What you need to do:
Select each line where the word "term" appears.

Records contained in a dataset
..........

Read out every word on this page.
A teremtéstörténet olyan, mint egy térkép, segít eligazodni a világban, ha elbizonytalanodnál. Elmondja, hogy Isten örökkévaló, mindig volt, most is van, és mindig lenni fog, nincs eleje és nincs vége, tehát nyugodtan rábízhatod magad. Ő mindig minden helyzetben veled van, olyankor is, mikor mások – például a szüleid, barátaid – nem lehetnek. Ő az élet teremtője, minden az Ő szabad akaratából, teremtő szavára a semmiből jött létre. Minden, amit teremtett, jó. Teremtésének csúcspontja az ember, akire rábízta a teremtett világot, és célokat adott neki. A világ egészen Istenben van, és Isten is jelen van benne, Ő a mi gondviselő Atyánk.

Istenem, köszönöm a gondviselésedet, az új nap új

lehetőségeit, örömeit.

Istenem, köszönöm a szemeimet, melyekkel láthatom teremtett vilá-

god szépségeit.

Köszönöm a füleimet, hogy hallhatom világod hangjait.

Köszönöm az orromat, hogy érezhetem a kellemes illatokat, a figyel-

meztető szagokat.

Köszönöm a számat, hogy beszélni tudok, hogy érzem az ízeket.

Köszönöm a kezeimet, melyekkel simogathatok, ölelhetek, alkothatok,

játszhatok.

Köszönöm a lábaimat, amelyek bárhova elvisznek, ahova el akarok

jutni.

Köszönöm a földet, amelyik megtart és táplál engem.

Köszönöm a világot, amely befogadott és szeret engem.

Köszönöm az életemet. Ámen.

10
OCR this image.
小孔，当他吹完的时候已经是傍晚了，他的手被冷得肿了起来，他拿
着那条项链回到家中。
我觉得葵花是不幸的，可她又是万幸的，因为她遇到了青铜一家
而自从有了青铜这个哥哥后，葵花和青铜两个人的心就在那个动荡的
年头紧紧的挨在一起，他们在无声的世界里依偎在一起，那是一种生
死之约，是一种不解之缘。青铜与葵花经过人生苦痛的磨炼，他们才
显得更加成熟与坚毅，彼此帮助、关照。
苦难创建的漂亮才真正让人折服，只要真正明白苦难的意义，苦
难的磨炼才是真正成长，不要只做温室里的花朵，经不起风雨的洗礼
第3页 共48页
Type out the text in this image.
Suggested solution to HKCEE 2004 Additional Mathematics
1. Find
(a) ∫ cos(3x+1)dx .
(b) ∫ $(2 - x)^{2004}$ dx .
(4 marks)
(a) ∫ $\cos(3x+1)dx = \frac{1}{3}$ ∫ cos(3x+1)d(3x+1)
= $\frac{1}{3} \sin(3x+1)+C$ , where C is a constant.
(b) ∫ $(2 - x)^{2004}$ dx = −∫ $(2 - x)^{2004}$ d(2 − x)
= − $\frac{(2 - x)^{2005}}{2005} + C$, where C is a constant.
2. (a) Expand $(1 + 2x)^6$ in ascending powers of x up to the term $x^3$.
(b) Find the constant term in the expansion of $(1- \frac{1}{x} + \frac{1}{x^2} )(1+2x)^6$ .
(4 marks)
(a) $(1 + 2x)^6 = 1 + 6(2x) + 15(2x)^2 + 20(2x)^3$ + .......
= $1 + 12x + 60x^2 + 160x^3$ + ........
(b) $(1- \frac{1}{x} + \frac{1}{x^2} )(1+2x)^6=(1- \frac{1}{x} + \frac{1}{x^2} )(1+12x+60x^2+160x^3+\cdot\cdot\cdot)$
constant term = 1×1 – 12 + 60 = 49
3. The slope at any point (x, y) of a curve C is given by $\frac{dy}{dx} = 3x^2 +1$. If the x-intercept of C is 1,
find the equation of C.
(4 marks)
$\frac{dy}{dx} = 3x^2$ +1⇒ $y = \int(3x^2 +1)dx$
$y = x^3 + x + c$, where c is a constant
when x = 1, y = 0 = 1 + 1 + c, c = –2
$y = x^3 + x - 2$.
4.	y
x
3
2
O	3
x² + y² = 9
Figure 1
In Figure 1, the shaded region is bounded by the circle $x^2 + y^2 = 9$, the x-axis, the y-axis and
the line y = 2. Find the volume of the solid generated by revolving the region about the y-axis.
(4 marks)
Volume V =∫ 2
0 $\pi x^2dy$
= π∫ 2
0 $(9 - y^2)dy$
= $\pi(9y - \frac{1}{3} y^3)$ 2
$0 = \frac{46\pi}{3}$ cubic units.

..........

Written answer:
2. (a) Expand $(1 + 2x)^6$ in ascending powers of x up to the term $x^3$.
(b) Find the constant term in the expansion of $(1- \frac{1}{x} + \frac{1}{x^2} )(1+2x)^6$ .
constant term = 1×1 – 12 + 60 = 49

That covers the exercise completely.